◆ **PASSAGE EXTRAIT**:
Bernard Palmier 2e partie 2008

Quand on fait passer un grade, qu’est-ce que l’on veut voir?

Bernard Palmier dans l'entretien avec Horst Schwickerath
Bernard Palmier dans l'entretien avec Horst Schwickerath

C’est quand même étonnant d’arrêter l’Aïkido après dix ou quinze ans de pratique. Il peut s’agir, bien sûr, de problèmes personnels, de famille, … Mais ce sont souvent des pratiquants qui ont perdu ce ”Shoshin”, qui n’ont plus cette curiosité dans la pratique. Ils sont finis, ils sont essoufflés, ils ont le sentiment de se répéter, ils ont perdu le sens de leur pratique.

Personnellement, je n’ai pas fini d’être étonné… je viens d’être nommé 7e dan et j’ai envie de continuer à chercher, de continuer aussi à donner à mes élèves l’envie de chercher… Si on est ”callé” sur une seule façon de pratiquer, si l’Aïkido n’a plus de secrets, s’il n’y a plus que des certitudes et si on ne fait que ”rabâcher” un répertoire sans donner du sens… alors on est loin du ”ri aï”, incapable de découvrir d’autres facettes de la pratique; et on peut vraiment finir par s’ennuyer…

N’est-ce pas aussi une question de personnalité?

Ça peut être une question de personnalité. En tout cas, la personnalité peut être un frein … mais je pense que l’aïkido devrait permettre, malgré tout, cette ouverture. C’est troublant de voir se développer certaines pratiques très fermées où il n’y a que des certitudes… Personnellement, je n’ai pas de certitudes et je n’en donne pas à mes élèves… Quelques-unes, bien sûr : le minimum pour avancer. Je crois que le rôle d’un enseignant; c’est plutôt de favoriser le questionnement tout en ayant des racines, bien sûr. C’est ça le discernement: il y a des choses qui ne sont pas négociables, il y a des principes que l’on ne peut pas transgresser…

Quand on fait passer un grade, qu’est-ce que l’on veut voir? Une technique qui est exécutée pour elle-même avec comme seul souci l’efficacité? Ou une technique dont l’exécution permet de développer, modestement, progressivement, chacun à son niveau, les principes d’Aïkido? Personnellement je serai plus sensible à la pratique d’un candidat qui essaie d’appliquer les principes même si la technique n’est pour l’instant pas très efficace. Je parle bien sûr des 1er et 2ème dan, à partir de 3ème dan c’est l’application des principes qui permettra l’efficacité technique.

◆ **Listes des zones d'éléments**:
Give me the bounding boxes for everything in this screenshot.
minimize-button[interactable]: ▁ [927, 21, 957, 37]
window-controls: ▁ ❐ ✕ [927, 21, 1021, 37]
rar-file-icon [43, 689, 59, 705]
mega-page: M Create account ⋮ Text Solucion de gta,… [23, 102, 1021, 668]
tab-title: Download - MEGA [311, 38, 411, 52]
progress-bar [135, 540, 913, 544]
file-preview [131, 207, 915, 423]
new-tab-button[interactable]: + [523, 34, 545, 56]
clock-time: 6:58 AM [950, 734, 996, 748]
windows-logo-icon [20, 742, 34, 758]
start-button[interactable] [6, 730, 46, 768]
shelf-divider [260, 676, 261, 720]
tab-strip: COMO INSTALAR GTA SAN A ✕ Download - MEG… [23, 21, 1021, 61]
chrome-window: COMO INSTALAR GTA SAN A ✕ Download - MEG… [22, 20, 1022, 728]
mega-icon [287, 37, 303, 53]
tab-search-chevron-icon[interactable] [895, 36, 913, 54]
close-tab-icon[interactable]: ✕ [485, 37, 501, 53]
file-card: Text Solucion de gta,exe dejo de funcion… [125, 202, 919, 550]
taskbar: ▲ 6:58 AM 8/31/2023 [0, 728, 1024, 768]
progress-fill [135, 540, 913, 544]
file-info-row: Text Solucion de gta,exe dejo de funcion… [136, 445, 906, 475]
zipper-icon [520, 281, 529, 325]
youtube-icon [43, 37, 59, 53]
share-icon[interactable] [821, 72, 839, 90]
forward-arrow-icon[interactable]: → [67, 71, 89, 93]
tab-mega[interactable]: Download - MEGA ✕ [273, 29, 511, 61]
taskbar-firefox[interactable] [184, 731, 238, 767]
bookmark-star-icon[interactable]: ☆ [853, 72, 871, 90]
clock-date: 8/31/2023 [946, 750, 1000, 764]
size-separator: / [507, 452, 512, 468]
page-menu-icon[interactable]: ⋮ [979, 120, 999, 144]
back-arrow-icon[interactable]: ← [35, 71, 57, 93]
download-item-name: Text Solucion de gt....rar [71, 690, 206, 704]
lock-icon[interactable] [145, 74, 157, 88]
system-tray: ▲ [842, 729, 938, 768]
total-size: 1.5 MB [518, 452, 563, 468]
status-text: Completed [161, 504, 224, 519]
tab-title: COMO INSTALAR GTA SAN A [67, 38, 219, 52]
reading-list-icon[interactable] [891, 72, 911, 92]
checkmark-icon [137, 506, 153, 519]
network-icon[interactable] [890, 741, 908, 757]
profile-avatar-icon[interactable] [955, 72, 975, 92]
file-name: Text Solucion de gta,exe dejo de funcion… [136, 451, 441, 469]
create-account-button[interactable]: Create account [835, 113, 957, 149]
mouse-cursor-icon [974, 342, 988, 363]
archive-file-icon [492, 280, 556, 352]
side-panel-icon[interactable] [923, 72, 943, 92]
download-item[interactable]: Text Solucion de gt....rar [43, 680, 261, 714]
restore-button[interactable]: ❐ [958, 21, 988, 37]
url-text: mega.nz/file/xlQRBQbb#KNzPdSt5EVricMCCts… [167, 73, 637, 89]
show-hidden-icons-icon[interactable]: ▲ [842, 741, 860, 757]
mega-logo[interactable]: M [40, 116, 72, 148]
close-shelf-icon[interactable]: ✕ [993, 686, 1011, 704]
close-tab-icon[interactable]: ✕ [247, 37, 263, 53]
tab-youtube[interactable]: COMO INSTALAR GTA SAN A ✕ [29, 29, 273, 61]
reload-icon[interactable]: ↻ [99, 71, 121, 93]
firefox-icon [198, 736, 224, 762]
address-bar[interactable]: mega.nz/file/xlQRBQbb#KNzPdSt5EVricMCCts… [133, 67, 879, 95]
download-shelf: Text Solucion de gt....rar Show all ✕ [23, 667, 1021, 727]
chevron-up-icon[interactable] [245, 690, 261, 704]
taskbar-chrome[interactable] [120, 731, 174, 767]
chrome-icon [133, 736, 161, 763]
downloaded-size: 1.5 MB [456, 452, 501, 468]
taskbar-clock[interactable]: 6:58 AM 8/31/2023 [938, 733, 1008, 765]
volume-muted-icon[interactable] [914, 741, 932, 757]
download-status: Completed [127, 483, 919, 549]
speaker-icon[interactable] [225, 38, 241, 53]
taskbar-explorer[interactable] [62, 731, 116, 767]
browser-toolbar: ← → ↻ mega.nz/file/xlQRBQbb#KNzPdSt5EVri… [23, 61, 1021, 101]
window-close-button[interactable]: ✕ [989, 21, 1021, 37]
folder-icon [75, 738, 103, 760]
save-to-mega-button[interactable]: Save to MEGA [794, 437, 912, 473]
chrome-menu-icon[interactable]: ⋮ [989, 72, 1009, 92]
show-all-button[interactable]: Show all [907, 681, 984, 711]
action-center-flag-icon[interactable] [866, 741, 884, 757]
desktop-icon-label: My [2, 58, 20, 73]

◆ **COURT EXERCICE 1**: Recopiez le passage de l'entretien allant de « Bernard Palmier 2e » jusqu'à « de leur pratique. » inclus.
◆ **COURT EXERCICE 2**: Résumez l'entretien en deux phrases.
◆ **COURT EXERCICE 3**: D'après l'entretien, à quel grade Bernard Palmier vient-il d'être nommé ?
Appuyez-vous uniquement sur l'entretien.

◆ **RÉPONSE 1**:
Bernard Palmier 2e partie 2008

Quand on fait passer un grade, qu’est-ce que l’on veut voir?

Bernard Palmier dans l'entretien avec Horst Schwickerath
Bernard Palmier dans l'entretien avec Horst Schwickerath

C’est quand même étonnant d’arrêter l’Aïkido après dix ou quinze ans de pratique. Il peut s’agir, bien sûr, de problèmes personnels, de famille, … Mais ce sont souvent des pratiquants qui ont perdu ce ”Shoshin”, qui n’ont plus cette curiosité dans la pratique. Ils sont finis, ils sont essoufflés, ils ont le sentiment de se répéter, ils ont perdu le sens de leur pratique.

◆ **RÉPONSE 2**: Selon Bernard Palmier, des pratiquants arrêtent l'aïkido après dix ou quinze ans parce qu'ils ont perdu le « Shoshin », cette curiosité dans la pratique, et ont le sentiment de se répéter, alors que lui, nommé 7e dan, a envie de continuer à chercher et estime qu'un enseignant doit favoriser le questionnement tout en ayant des racines. Lors d'un passage de grade, il se dit plus sensible, pour les 1er et 2e dan, à un candidat qui essaie d'appliquer les principes, même si sa technique n'est pas encore très efficace.

◆ **RÉPONSE 3**: Il vient d'être nommé 7e dan.